**GOAL OF THE EXERCISE:**
In the text on the gifts of the Spirit, what is named as the most common response when people accept that God is calling them?

-------- TEXT BLOCK --------

A pastor preached a moving sermon on the gifts of the Spirit.  After church, as people were shaking the pastor’s hand on the way out the door, one of the members of the church stopped to chat for a bit.  Now, this member had been on the fringes of the congregation for some time.  He attended worship sporadically, and he didn’t participate in any event or ministry of the church besides Sunday morning worship.  “Pastor,” he said, “that was a great sermon.  Thank you so much for preaching about the gifts of the Holy Spirit, and how people should figure out what gifts God has given them so they can use them in ministry.  I could name a couple of people in this congregation who really needed to hear that!”  And off the man went, whistling, secure in the knowledge that while other people had gifts they should be using, he didn’t need to think about it.

No, that hasn’t happened to me, despite preaching on the gifts of the Spirit two weeks running, but many of my friends have a story like that.  It seems to be very easy to assume that God only gifts other people, that God only calls other people, so we can go on with our comfortable lives.  Even when we do accept that God is calling us, too often we try to argue with God, and claim we couldn’t possibly do whatever it is we’ve been called to do.  “Who, me?” seems to be the most common response, followed by a list of excuses.

I know I did.  When God started nudging me in the direction of ministry, I didn’t even believe God actually intervened in daily life.  I believed in God, sure, I just didn’t think he was doing anything in the world these days.  I didn’t believe he could possibly be calling me to ministry, and I sure didn’t want to be a pastor.  I wanted to be a science fiction author, or maybe an editor at a publishing house.  I could also see myself as a historian or an English professor.  I tried to ignore that sense of call as long as I could, but eventually I had to give up, and so I went to seminary.

What a relief it was to hear all the stories of how my classmates got there—I wasn’t the only one who’d tried to get out of a call to ministry!  We sat around in a circle and heard story after story about arguing with God, story after story filled with doubts and plans that got derailed.  Then, in class, as we studied the Bible and the history of Christianity, I noticed more stories about people who were called to a ministry they didn’t want to do and didn’t feel qualified for.  Yet God called them despite their objections, and gave them the gifts and support needed to perform the ministry to which they were called.

-------- PROVIDED DATA --------

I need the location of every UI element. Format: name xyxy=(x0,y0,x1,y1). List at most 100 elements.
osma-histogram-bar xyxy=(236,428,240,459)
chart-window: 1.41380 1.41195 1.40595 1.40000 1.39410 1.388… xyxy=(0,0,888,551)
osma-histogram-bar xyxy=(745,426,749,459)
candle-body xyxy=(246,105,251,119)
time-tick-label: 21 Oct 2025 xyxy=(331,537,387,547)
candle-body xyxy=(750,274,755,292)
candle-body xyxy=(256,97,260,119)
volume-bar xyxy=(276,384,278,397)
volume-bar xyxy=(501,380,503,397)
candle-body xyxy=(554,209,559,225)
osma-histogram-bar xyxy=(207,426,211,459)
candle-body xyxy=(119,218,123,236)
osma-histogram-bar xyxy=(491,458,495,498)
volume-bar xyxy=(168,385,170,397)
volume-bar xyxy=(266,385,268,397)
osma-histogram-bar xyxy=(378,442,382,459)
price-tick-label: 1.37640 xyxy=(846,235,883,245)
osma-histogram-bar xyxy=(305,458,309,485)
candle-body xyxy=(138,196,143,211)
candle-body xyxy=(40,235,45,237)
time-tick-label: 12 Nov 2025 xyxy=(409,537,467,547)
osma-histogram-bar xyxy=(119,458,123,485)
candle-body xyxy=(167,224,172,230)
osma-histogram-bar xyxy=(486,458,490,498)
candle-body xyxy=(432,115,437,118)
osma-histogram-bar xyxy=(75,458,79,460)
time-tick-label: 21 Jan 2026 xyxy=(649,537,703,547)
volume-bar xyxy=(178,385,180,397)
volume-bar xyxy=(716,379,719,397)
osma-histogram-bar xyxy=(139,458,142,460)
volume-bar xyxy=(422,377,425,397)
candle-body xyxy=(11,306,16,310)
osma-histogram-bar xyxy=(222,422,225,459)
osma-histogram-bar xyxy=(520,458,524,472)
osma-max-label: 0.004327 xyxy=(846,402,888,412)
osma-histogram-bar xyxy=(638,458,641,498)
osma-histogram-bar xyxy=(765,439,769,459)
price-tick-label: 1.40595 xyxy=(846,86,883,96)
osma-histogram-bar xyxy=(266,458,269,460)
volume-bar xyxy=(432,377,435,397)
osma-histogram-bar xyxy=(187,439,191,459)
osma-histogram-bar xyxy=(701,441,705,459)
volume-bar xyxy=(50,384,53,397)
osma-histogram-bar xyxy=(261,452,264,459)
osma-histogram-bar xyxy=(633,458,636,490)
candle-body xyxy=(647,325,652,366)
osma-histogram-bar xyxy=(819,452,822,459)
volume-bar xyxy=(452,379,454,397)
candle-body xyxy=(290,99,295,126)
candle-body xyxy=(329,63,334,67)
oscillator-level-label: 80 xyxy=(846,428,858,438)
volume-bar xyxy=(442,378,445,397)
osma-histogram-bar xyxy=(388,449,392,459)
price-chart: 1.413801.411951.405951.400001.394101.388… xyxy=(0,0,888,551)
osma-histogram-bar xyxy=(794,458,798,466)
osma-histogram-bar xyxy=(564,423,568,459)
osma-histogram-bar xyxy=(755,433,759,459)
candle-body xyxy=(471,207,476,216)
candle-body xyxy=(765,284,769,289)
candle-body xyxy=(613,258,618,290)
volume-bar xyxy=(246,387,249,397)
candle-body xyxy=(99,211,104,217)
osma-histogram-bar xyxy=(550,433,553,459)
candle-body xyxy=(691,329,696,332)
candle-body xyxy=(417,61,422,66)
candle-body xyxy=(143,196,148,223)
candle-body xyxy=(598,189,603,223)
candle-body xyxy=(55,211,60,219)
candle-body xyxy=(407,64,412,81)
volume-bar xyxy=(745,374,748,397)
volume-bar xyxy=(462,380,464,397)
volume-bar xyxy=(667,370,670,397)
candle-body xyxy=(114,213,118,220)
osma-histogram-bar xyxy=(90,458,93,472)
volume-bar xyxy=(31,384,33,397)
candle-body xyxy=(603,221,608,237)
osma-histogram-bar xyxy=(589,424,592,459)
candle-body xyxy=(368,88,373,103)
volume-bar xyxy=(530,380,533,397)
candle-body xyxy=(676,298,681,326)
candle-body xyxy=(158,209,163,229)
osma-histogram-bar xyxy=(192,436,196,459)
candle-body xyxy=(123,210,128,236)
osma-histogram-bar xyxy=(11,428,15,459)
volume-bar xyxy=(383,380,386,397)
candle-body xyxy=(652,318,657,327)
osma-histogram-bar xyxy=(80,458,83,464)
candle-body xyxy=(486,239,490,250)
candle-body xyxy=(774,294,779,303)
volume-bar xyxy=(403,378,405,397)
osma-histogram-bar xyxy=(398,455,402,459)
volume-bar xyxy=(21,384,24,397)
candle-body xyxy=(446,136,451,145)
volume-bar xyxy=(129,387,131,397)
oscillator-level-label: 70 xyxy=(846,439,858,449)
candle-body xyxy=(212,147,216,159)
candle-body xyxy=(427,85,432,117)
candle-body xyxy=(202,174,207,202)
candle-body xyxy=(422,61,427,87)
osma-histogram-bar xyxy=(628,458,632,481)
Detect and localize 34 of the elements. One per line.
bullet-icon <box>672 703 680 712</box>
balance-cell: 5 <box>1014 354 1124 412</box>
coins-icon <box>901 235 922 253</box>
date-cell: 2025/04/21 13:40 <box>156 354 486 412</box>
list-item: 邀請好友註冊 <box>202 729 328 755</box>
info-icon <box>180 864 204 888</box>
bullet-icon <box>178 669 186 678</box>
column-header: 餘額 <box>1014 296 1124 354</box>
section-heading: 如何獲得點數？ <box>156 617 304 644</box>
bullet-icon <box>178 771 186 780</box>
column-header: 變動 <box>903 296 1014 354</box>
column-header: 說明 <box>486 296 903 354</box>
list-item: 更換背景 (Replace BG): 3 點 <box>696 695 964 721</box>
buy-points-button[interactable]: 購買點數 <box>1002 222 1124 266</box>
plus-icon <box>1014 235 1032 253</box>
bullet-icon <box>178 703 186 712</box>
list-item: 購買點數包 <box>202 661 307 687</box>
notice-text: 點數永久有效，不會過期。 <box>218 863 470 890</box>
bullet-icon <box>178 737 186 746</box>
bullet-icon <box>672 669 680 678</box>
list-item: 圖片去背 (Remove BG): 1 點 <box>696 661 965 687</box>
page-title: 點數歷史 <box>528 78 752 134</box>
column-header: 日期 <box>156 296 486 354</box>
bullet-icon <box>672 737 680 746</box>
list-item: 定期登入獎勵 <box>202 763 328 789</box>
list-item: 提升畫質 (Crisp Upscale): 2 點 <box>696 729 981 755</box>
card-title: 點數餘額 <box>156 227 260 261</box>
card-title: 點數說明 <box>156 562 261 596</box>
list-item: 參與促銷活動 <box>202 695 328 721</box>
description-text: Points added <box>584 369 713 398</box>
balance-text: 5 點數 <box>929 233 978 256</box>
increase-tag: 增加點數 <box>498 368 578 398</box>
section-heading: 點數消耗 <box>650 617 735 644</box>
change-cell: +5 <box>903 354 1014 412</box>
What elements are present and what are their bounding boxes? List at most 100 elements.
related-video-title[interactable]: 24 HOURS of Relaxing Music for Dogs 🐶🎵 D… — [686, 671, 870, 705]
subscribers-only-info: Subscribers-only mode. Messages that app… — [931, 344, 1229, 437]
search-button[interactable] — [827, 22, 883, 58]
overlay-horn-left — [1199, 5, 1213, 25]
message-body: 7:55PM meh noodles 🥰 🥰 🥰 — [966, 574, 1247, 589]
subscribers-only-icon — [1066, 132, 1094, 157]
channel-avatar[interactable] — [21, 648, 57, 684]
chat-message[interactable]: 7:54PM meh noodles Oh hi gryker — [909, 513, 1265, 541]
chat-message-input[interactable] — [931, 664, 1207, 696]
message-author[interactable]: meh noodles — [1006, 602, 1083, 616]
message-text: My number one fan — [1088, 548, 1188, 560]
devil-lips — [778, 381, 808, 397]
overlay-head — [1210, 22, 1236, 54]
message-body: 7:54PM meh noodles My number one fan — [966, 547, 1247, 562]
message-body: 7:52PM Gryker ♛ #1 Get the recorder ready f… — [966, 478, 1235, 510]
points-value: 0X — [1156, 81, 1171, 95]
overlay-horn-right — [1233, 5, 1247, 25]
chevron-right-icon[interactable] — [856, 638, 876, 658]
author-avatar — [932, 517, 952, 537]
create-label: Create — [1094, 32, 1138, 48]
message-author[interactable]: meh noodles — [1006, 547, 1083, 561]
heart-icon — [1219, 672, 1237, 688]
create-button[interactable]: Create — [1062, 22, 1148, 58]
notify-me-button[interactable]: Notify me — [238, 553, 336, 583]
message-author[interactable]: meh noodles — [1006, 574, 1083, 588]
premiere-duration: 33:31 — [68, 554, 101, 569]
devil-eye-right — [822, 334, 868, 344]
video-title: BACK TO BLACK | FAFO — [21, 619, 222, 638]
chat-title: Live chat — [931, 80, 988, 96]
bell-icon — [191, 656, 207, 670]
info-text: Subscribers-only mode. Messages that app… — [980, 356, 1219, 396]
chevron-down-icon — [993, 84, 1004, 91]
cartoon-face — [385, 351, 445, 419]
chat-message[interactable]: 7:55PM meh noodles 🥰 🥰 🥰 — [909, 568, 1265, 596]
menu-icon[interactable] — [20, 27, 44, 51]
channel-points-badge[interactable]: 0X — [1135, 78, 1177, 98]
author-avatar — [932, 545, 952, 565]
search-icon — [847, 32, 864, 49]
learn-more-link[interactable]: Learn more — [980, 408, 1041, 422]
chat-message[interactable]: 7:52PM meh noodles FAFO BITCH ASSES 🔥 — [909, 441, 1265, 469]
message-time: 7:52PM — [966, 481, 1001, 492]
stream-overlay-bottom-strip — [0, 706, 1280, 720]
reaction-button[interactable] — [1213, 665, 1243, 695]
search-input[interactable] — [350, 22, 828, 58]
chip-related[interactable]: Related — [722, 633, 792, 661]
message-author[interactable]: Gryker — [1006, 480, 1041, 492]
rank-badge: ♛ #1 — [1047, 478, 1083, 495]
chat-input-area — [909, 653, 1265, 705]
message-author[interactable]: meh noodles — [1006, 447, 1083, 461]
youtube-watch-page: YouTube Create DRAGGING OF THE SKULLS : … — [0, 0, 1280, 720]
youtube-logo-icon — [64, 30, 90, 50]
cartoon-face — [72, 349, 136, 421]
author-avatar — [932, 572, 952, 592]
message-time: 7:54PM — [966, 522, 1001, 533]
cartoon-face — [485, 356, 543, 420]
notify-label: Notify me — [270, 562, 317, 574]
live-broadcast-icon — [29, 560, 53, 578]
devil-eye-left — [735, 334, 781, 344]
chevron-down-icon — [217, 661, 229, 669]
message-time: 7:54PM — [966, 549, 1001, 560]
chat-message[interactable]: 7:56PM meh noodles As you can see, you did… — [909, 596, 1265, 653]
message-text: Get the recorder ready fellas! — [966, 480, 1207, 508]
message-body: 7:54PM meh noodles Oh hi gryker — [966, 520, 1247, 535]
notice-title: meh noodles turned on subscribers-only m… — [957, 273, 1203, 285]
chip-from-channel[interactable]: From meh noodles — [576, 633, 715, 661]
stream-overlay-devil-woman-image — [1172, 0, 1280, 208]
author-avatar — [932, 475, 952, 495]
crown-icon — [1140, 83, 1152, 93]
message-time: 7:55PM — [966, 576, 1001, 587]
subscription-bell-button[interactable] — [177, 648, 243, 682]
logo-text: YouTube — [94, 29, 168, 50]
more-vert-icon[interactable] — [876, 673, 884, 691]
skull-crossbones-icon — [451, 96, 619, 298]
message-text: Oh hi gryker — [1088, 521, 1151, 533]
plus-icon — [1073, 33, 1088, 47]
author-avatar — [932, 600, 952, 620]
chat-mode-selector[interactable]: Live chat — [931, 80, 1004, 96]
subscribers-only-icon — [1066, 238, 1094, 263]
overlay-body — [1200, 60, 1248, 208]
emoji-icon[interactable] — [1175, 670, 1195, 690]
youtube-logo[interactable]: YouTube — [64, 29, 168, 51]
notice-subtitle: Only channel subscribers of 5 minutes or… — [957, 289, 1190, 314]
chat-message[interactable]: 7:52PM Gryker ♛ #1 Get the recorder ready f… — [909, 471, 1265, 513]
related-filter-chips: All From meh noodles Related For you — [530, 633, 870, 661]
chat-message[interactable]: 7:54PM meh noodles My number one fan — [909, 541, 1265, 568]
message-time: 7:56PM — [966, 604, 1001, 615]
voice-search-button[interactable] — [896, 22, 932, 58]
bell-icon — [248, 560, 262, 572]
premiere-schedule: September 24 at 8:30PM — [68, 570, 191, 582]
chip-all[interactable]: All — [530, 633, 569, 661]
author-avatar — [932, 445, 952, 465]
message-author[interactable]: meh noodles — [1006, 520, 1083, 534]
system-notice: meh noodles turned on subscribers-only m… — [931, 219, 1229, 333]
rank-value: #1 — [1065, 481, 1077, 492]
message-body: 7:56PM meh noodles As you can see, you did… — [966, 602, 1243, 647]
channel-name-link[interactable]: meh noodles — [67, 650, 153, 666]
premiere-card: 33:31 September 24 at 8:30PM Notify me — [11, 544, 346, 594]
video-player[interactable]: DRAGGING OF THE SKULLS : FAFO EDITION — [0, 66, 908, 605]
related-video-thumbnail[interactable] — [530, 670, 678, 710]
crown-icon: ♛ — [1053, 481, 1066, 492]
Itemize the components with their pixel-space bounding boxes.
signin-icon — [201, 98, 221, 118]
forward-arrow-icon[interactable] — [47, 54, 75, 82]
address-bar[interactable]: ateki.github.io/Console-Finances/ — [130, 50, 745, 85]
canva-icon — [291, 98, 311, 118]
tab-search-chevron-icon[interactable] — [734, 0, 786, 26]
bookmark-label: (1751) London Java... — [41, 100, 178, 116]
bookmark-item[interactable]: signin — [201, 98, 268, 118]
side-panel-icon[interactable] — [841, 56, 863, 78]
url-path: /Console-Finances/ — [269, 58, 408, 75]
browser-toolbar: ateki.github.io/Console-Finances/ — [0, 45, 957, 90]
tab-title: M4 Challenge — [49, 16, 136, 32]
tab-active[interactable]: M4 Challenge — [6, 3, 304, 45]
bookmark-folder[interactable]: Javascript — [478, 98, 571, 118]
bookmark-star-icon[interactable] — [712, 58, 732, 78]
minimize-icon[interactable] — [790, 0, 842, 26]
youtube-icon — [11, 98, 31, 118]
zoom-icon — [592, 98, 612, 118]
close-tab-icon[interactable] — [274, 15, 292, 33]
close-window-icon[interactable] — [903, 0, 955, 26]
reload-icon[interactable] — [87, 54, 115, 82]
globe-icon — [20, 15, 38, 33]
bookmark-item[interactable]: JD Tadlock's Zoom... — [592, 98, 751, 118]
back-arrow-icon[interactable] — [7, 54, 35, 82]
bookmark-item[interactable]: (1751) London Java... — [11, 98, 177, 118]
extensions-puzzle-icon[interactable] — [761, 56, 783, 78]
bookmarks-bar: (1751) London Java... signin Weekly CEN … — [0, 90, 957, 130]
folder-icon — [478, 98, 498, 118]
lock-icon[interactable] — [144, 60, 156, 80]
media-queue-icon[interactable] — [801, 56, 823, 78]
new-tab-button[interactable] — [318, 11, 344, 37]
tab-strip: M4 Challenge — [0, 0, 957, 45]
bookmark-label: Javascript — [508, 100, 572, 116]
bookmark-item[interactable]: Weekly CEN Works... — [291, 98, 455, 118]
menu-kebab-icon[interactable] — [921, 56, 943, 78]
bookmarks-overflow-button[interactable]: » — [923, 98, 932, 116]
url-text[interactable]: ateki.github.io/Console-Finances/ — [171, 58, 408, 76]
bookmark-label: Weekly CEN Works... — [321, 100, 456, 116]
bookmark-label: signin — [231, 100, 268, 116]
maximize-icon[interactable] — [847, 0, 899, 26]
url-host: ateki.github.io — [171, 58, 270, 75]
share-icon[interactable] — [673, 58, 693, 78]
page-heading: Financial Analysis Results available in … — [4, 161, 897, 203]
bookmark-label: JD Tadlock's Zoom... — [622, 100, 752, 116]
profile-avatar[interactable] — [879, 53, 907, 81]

--------

**TASK OUTPUT:**
"Who, me?", followed by a list of excuses.